What to produce:
Both boundary lines count: repeat, exactly and alone, the lines from the one containing "Parse this chart and return its data as JSON." to the one containing "Enumerate this screenshot's", with pictures left out.

Data lines:

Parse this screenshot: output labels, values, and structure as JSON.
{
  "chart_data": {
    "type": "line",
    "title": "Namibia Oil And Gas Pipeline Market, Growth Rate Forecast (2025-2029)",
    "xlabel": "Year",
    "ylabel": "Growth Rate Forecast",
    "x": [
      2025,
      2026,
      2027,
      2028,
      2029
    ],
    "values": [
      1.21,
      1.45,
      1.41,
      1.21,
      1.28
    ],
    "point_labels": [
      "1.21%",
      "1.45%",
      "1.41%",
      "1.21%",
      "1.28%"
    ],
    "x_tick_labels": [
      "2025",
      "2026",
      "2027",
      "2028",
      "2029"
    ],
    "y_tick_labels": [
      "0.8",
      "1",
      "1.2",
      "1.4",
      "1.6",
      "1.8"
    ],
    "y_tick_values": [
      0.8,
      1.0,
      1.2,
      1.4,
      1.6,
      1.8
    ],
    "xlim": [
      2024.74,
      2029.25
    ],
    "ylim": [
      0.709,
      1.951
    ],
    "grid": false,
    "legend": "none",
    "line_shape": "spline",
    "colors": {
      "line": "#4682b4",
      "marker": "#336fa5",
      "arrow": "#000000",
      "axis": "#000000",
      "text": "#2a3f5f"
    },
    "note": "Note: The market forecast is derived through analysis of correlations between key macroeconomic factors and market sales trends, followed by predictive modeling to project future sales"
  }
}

---

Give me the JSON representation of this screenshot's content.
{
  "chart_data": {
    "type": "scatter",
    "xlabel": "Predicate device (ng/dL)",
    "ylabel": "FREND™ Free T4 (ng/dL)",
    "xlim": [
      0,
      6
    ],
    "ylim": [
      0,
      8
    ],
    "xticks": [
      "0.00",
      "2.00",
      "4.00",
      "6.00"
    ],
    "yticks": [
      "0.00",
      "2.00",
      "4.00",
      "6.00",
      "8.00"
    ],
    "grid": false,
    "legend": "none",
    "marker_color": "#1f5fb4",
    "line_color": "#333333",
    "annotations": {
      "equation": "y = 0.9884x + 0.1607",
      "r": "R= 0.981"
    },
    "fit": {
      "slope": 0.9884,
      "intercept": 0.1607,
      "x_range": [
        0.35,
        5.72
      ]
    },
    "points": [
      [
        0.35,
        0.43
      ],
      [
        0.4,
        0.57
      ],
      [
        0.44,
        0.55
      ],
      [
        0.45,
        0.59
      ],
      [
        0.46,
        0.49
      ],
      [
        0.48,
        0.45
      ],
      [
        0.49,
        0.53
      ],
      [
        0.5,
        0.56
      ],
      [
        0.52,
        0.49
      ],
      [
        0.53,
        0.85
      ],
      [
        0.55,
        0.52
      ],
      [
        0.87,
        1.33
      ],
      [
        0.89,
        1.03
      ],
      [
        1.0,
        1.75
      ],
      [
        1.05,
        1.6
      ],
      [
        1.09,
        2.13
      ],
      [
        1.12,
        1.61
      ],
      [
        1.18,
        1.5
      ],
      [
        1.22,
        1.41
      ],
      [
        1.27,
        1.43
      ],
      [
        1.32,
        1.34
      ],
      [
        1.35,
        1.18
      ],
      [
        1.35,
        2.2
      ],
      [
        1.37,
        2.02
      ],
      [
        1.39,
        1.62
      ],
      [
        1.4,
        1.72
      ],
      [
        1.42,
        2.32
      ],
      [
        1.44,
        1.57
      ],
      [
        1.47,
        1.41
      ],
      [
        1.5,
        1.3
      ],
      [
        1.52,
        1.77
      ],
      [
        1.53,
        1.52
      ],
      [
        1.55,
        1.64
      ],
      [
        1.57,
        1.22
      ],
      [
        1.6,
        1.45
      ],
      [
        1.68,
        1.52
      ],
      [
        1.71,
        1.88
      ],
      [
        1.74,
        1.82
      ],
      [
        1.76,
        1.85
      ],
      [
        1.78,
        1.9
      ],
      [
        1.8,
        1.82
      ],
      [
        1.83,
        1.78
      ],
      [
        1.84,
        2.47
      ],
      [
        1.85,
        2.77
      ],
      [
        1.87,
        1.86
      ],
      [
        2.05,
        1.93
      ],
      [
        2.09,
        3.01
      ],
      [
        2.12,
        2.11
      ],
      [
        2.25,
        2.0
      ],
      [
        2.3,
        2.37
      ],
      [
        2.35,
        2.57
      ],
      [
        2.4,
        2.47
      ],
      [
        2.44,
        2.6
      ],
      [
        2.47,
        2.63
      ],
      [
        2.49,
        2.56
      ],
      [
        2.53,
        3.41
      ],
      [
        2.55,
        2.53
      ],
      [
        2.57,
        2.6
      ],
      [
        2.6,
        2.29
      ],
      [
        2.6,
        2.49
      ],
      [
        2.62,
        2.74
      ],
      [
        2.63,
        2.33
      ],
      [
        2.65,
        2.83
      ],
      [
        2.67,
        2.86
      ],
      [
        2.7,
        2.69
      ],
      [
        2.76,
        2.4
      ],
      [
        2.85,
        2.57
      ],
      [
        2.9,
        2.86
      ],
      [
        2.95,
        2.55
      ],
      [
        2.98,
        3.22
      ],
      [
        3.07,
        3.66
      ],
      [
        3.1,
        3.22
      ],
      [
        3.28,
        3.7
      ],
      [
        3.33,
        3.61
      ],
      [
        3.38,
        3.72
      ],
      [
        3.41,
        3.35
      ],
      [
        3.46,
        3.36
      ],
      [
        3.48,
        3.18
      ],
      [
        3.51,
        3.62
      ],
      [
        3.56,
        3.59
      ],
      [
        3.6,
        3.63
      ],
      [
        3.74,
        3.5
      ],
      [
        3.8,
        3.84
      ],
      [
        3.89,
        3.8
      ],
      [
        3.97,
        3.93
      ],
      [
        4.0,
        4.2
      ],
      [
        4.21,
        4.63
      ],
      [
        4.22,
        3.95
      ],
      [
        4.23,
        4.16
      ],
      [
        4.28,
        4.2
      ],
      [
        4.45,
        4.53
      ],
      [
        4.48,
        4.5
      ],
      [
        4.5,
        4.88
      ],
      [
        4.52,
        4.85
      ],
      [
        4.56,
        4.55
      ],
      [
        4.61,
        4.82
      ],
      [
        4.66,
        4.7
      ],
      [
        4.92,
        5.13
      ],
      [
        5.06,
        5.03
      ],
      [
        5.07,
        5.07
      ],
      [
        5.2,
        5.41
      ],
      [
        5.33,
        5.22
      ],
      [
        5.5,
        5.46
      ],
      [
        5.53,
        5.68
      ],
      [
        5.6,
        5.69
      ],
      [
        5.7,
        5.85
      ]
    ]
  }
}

* * *

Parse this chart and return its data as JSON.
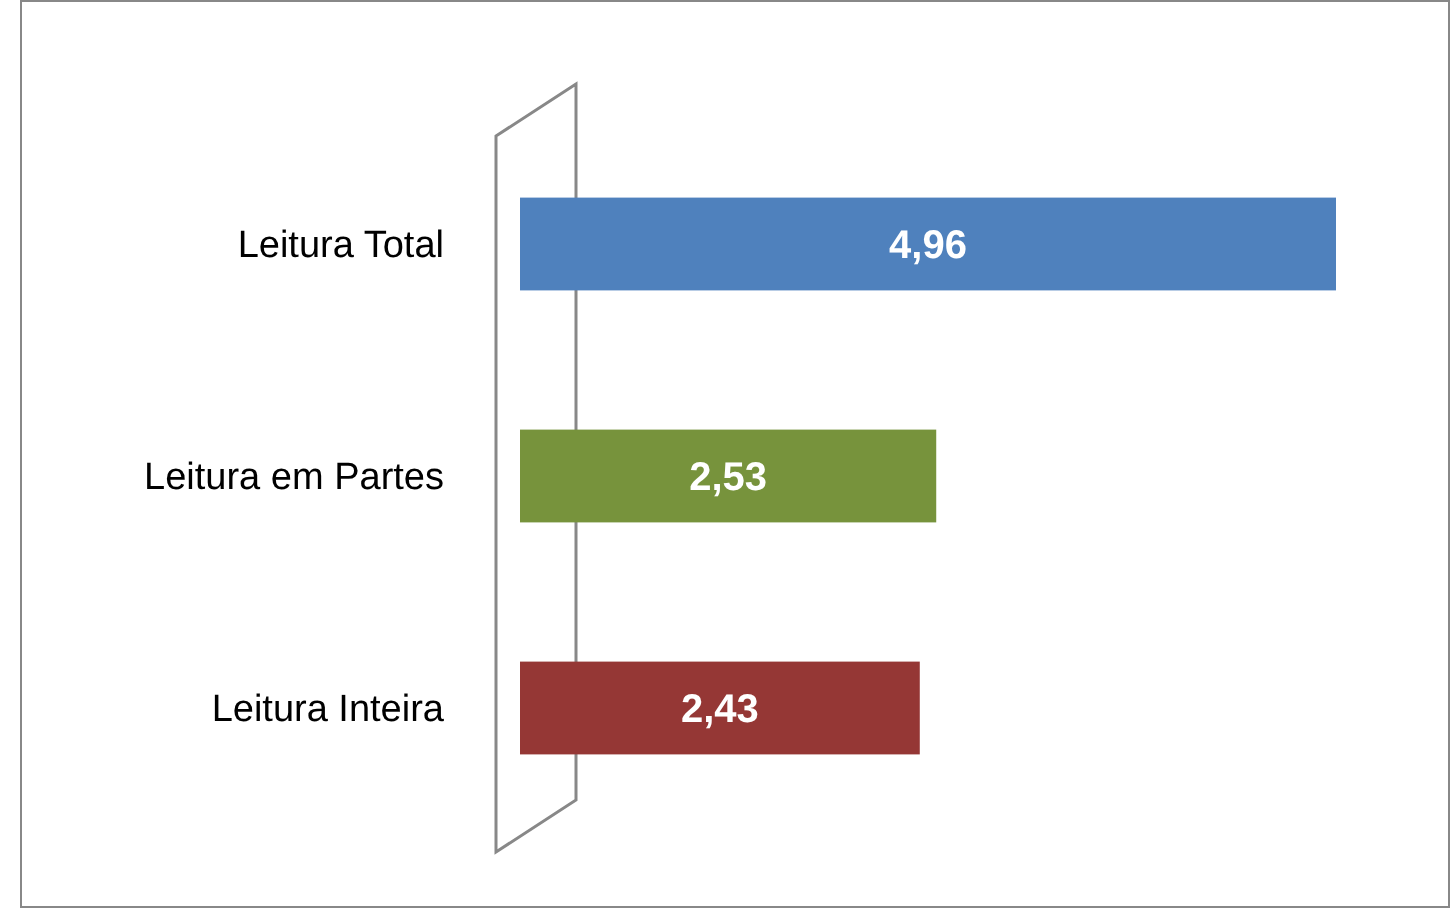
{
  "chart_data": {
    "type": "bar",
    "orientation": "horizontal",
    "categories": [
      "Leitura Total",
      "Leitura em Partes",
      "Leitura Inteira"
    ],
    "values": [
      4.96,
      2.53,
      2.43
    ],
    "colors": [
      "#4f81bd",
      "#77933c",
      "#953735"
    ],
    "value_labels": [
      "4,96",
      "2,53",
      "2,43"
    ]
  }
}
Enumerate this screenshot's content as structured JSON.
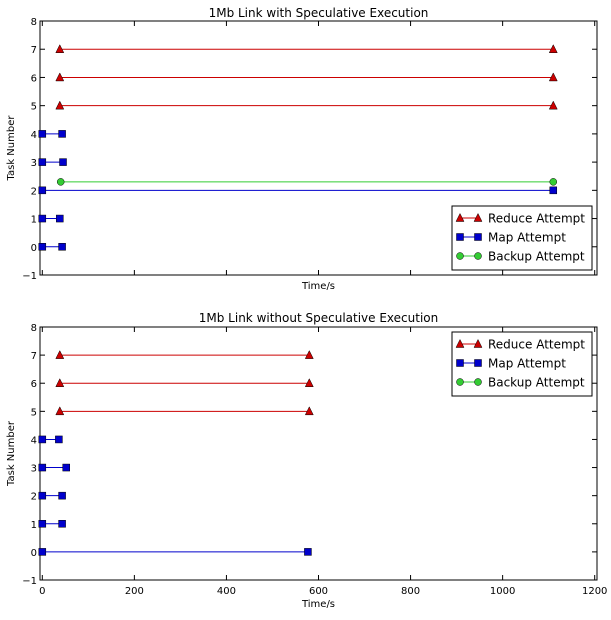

Response to the exercise:
Parse this chart and return its data as JSON.
{
  "chart_data": {
    "type": "bar",
    "orientation": "horizontal",
    "categories": [
      "Leitura Total",
      "Leitura em Partes",
      "Leitura Inteira"
    ],
    "values": [
      4.96,
      2.53,
      2.43
    ],
    "colors": [
      "#4f81bd",
      "#77933c",
      "#953735"
    ],
    "value_labels": [
      "4,96",
      "2,53",
      "2,43"
    ]
  }
}
Enumerate this screenshot's content as structured JSON.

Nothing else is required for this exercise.